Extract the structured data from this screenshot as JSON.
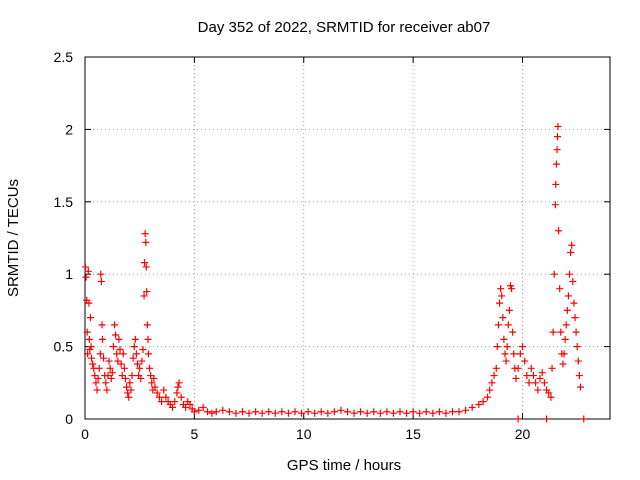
{
  "chart_data": {
    "type": "scatter",
    "title": "Day 352 of 2022, SRMTID for receiver ab07",
    "xlabel": "GPS time / hours",
    "ylabel": "SRMTID / TECUs",
    "xlim": [
      0,
      24
    ],
    "ylim": [
      0,
      2.5
    ],
    "xticks": [
      0,
      5,
      10,
      15,
      20
    ],
    "yticks": [
      0,
      0.5,
      1,
      1.5,
      2,
      2.5
    ],
    "xtick_labels": [
      "0",
      "5",
      "10",
      "15",
      "20"
    ],
    "ytick_labels": [
      "0",
      "0.5",
      "1",
      "1.5",
      "2",
      "2.5"
    ],
    "grid": true,
    "marker": "plus",
    "color": "#ff0000",
    "series": [
      {
        "name": "SRMTID",
        "points": [
          [
            0.02,
            1.05
          ],
          [
            0.05,
            0.98
          ],
          [
            0.08,
            0.82
          ],
          [
            0.1,
            0.6
          ],
          [
            0.12,
            0.45
          ],
          [
            0.15,
            1.02
          ],
          [
            0.18,
            0.8
          ],
          [
            0.2,
            0.55
          ],
          [
            0.22,
            0.48
          ],
          [
            0.25,
            0.7
          ],
          [
            0.28,
            0.5
          ],
          [
            0.3,
            0.42
          ],
          [
            0.35,
            0.38
          ],
          [
            0.4,
            0.35
          ],
          [
            0.45,
            0.3
          ],
          [
            0.5,
            0.25
          ],
          [
            0.55,
            0.2
          ],
          [
            0.6,
            0.28
          ],
          [
            0.65,
            0.35
          ],
          [
            0.7,
            0.45
          ],
          [
            0.72,
            1.0
          ],
          [
            0.75,
            0.95
          ],
          [
            0.78,
            0.65
          ],
          [
            0.8,
            0.55
          ],
          [
            0.85,
            0.42
          ],
          [
            0.9,
            0.3
          ],
          [
            0.95,
            0.25
          ],
          [
            1.0,
            0.2
          ],
          [
            1.05,
            0.3
          ],
          [
            1.1,
            0.4
          ],
          [
            1.15,
            0.35
          ],
          [
            1.2,
            0.28
          ],
          [
            1.25,
            0.32
          ],
          [
            1.3,
            0.5
          ],
          [
            1.35,
            0.65
          ],
          [
            1.4,
            0.58
          ],
          [
            1.45,
            0.45
          ],
          [
            1.5,
            0.4
          ],
          [
            1.55,
            0.55
          ],
          [
            1.6,
            0.48
          ],
          [
            1.65,
            0.38
          ],
          [
            1.7,
            0.3
          ],
          [
            1.75,
            0.45
          ],
          [
            1.8,
            0.35
          ],
          [
            1.85,
            0.28
          ],
          [
            1.9,
            0.22
          ],
          [
            1.95,
            0.18
          ],
          [
            2.0,
            0.15
          ],
          [
            2.05,
            0.25
          ],
          [
            2.1,
            0.2
          ],
          [
            2.15,
            0.3
          ],
          [
            2.2,
            0.42
          ],
          [
            2.25,
            0.5
          ],
          [
            2.3,
            0.55
          ],
          [
            2.35,
            0.45
          ],
          [
            2.4,
            0.38
          ],
          [
            2.45,
            0.3
          ],
          [
            2.5,
            0.35
          ],
          [
            2.55,
            0.28
          ],
          [
            2.6,
            0.4
          ],
          [
            2.65,
            0.48
          ],
          [
            2.7,
            0.85
          ],
          [
            2.72,
            1.08
          ],
          [
            2.75,
            1.28
          ],
          [
            2.78,
            1.22
          ],
          [
            2.8,
            1.05
          ],
          [
            2.82,
            0.88
          ],
          [
            2.85,
            0.65
          ],
          [
            2.88,
            0.55
          ],
          [
            2.9,
            0.45
          ],
          [
            2.95,
            0.35
          ],
          [
            3.0,
            0.3
          ],
          [
            3.05,
            0.25
          ],
          [
            3.1,
            0.2
          ],
          [
            3.15,
            0.28
          ],
          [
            3.2,
            0.22
          ],
          [
            3.3,
            0.18
          ],
          [
            3.4,
            0.15
          ],
          [
            3.5,
            0.12
          ],
          [
            3.6,
            0.2
          ],
          [
            3.7,
            0.15
          ],
          [
            3.8,
            0.12
          ],
          [
            3.9,
            0.1
          ],
          [
            4.0,
            0.08
          ],
          [
            4.1,
            0.12
          ],
          [
            4.2,
            0.18
          ],
          [
            4.25,
            0.22
          ],
          [
            4.3,
            0.25
          ],
          [
            4.4,
            0.15
          ],
          [
            4.5,
            0.1
          ],
          [
            4.6,
            0.08
          ],
          [
            4.7,
            0.12
          ],
          [
            4.8,
            0.1
          ],
          [
            4.9,
            0.07
          ],
          [
            5.0,
            0.05
          ],
          [
            5.2,
            0.06
          ],
          [
            5.4,
            0.08
          ],
          [
            5.6,
            0.05
          ],
          [
            5.8,
            0.04
          ],
          [
            6.0,
            0.05
          ],
          [
            6.3,
            0.06
          ],
          [
            6.6,
            0.05
          ],
          [
            6.9,
            0.04
          ],
          [
            7.2,
            0.05
          ],
          [
            7.5,
            0.04
          ],
          [
            7.8,
            0.05
          ],
          [
            8.1,
            0.04
          ],
          [
            8.4,
            0.05
          ],
          [
            8.7,
            0.04
          ],
          [
            9.0,
            0.05
          ],
          [
            9.3,
            0.04
          ],
          [
            9.6,
            0.05
          ],
          [
            9.9,
            0.04
          ],
          [
            10.2,
            0.05
          ],
          [
            10.5,
            0.04
          ],
          [
            10.8,
            0.05
          ],
          [
            11.1,
            0.04
          ],
          [
            11.4,
            0.05
          ],
          [
            11.7,
            0.06
          ],
          [
            12.0,
            0.05
          ],
          [
            12.3,
            0.04
          ],
          [
            12.6,
            0.05
          ],
          [
            12.9,
            0.04
          ],
          [
            13.2,
            0.05
          ],
          [
            13.5,
            0.04
          ],
          [
            13.8,
            0.05
          ],
          [
            14.1,
            0.04
          ],
          [
            14.4,
            0.05
          ],
          [
            14.7,
            0.04
          ],
          [
            15.0,
            0.05
          ],
          [
            15.3,
            0.04
          ],
          [
            15.6,
            0.05
          ],
          [
            15.9,
            0.04
          ],
          [
            16.2,
            0.05
          ],
          [
            16.5,
            0.04
          ],
          [
            16.8,
            0.05
          ],
          [
            17.1,
            0.05
          ],
          [
            17.4,
            0.06
          ],
          [
            17.7,
            0.08
          ],
          [
            18.0,
            0.1
          ],
          [
            18.2,
            0.12
          ],
          [
            18.4,
            0.15
          ],
          [
            18.5,
            0.2
          ],
          [
            18.6,
            0.25
          ],
          [
            18.7,
            0.3
          ],
          [
            18.8,
            0.35
          ],
          [
            18.85,
            0.5
          ],
          [
            18.9,
            0.65
          ],
          [
            18.95,
            0.8
          ],
          [
            19.0,
            0.9
          ],
          [
            19.05,
            0.85
          ],
          [
            19.1,
            0.7
          ],
          [
            19.15,
            0.55
          ],
          [
            19.2,
            0.45
          ],
          [
            19.25,
            0.4
          ],
          [
            19.3,
            0.5
          ],
          [
            19.35,
            0.65
          ],
          [
            19.4,
            0.75
          ],
          [
            19.45,
            0.92
          ],
          [
            19.5,
            0.9
          ],
          [
            19.55,
            0.6
          ],
          [
            19.6,
            0.45
          ],
          [
            19.65,
            0.35
          ],
          [
            19.7,
            0.28
          ],
          [
            19.8,
            0.35
          ],
          [
            19.9,
            0.45
          ],
          [
            20.0,
            0.5
          ],
          [
            20.1,
            0.4
          ],
          [
            20.2,
            0.3
          ],
          [
            20.3,
            0.25
          ],
          [
            20.4,
            0.35
          ],
          [
            20.5,
            0.3
          ],
          [
            20.6,
            0.25
          ],
          [
            20.7,
            0.2
          ],
          [
            20.8,
            0.28
          ],
          [
            20.9,
            0.32
          ],
          [
            21.0,
            0.25
          ],
          [
            21.1,
            0.2
          ],
          [
            21.2,
            0.18
          ],
          [
            21.3,
            0.15
          ],
          [
            21.35,
            0.35
          ],
          [
            21.4,
            0.6
          ],
          [
            21.45,
            1.0
          ],
          [
            21.5,
            1.48
          ],
          [
            21.52,
            1.62
          ],
          [
            21.55,
            1.76
          ],
          [
            21.58,
            1.86
          ],
          [
            21.6,
            1.95
          ],
          [
            21.62,
            2.02
          ],
          [
            21.65,
            1.3
          ],
          [
            21.7,
            0.9
          ],
          [
            21.75,
            0.6
          ],
          [
            21.8,
            0.45
          ],
          [
            21.85,
            0.38
          ],
          [
            21.9,
            0.45
          ],
          [
            21.95,
            0.55
          ],
          [
            22.0,
            0.65
          ],
          [
            22.05,
            0.75
          ],
          [
            22.1,
            0.85
          ],
          [
            22.15,
            1.0
          ],
          [
            22.2,
            1.15
          ],
          [
            22.25,
            1.2
          ],
          [
            22.3,
            0.95
          ],
          [
            22.35,
            0.8
          ],
          [
            22.4,
            0.7
          ],
          [
            22.45,
            0.6
          ],
          [
            22.5,
            0.5
          ],
          [
            22.55,
            0.4
          ],
          [
            22.6,
            0.3
          ],
          [
            22.65,
            0.22
          ],
          [
            19.8,
            0.0
          ],
          [
            21.1,
            0.0
          ],
          [
            22.8,
            0.0
          ]
        ]
      }
    ]
  }
}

■ REQUIREMENTS ■
Using the records above, gather all lines where the string "SRMTID" is present.

■ RESPONSE ■
    "title": "Day 352 of 2022, SRMTID for receiver ab07",
    "ylabel": "SRMTID / TECUs",
        "name": "SRMTID",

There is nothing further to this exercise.